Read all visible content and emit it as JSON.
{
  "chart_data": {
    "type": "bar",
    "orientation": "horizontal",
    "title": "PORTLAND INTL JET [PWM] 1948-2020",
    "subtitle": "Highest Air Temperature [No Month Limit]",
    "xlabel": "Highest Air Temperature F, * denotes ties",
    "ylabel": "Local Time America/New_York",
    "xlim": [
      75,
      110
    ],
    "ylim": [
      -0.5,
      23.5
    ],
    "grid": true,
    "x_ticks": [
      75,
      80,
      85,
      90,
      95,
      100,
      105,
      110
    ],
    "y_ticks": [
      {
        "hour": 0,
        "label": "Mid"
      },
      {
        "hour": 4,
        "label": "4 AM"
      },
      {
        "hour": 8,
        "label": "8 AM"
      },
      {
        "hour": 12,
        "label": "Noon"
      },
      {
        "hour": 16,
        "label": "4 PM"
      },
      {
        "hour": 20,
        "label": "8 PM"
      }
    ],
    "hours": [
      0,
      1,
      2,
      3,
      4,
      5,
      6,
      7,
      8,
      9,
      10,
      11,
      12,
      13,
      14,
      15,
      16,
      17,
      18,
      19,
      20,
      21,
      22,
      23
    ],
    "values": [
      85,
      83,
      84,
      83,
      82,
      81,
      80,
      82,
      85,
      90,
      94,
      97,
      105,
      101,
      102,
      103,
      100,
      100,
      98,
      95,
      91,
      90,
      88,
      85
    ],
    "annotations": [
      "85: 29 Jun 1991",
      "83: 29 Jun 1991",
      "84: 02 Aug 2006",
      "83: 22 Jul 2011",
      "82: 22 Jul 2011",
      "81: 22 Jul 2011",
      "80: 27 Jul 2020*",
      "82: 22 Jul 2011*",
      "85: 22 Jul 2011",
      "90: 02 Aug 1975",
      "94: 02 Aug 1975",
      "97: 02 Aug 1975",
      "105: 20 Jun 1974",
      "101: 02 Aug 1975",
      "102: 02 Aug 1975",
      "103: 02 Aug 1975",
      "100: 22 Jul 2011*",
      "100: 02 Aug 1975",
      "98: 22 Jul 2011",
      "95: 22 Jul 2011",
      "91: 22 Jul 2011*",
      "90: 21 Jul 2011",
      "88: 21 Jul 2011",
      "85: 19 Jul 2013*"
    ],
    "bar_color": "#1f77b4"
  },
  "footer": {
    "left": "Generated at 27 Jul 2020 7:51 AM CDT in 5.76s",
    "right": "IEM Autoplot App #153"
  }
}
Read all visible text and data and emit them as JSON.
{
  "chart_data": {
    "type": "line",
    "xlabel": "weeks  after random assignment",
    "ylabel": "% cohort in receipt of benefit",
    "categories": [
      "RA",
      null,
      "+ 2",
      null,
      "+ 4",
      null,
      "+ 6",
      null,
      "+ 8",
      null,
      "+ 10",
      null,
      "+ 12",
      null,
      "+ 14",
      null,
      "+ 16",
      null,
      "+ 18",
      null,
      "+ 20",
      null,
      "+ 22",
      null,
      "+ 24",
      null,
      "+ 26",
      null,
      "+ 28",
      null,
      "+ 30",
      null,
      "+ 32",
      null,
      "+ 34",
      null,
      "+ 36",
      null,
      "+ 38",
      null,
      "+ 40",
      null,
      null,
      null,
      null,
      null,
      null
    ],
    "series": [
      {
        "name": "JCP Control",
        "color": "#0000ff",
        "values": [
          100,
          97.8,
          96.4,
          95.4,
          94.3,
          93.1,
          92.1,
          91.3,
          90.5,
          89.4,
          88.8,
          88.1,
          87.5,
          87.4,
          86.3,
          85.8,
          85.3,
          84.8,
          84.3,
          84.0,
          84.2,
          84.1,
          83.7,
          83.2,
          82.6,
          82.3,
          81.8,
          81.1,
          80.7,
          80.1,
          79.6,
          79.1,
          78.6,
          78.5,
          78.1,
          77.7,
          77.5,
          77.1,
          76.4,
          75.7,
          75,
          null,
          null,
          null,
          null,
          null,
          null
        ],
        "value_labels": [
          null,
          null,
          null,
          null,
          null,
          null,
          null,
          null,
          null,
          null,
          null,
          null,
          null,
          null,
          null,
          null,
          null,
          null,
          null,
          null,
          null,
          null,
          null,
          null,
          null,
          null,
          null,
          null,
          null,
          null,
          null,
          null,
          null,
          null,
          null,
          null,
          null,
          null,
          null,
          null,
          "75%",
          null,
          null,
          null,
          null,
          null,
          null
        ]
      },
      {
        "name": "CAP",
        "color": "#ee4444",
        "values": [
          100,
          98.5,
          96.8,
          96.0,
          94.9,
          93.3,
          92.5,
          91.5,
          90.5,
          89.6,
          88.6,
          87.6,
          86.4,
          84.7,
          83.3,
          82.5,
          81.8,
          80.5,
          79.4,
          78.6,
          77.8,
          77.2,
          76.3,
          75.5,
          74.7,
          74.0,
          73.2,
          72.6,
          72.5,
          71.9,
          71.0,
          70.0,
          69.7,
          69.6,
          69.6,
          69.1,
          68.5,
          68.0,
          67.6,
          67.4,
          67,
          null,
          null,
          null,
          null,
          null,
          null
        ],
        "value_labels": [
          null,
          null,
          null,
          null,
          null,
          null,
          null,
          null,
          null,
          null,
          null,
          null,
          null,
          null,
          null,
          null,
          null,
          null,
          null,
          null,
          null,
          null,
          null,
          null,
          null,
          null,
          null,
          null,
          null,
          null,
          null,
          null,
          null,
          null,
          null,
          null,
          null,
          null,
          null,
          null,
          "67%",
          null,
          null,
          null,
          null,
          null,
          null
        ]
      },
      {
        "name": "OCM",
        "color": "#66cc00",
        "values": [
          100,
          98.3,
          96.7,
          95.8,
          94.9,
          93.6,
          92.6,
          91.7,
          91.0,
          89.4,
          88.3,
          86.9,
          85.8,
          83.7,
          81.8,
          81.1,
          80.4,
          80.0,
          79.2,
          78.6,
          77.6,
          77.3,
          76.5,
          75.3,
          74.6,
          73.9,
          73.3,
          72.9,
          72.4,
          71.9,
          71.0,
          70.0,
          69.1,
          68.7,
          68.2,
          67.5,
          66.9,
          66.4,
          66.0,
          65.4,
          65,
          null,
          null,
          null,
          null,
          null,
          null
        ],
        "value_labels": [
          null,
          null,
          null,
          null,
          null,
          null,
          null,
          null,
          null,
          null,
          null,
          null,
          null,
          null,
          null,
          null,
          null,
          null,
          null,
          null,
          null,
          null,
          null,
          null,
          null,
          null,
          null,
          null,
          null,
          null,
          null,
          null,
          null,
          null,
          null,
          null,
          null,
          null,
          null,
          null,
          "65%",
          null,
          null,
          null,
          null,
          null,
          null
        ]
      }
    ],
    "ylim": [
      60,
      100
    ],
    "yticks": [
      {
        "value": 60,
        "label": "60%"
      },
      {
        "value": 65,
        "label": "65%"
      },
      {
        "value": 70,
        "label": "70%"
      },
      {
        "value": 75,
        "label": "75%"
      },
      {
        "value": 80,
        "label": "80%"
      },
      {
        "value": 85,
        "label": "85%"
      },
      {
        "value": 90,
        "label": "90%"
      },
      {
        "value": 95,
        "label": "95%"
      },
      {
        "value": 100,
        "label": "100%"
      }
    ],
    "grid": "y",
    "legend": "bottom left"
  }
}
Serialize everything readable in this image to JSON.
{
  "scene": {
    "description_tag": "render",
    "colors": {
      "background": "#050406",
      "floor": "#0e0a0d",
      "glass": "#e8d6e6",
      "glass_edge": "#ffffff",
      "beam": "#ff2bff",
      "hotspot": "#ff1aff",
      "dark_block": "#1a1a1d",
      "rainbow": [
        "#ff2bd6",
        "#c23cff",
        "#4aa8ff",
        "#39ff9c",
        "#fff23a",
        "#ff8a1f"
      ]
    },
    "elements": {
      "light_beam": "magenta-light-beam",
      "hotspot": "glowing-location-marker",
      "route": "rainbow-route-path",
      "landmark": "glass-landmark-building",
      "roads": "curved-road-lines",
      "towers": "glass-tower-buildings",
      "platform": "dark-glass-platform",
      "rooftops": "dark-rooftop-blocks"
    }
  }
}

== INSTRUCTION ==
Gather from the records above every line containing the string "xlabel".

== TASK ANSWER ==
    "xlabel": "Highest Air Temperature F, * denotes ties",
    "xlabel": "weeks  after random assignment",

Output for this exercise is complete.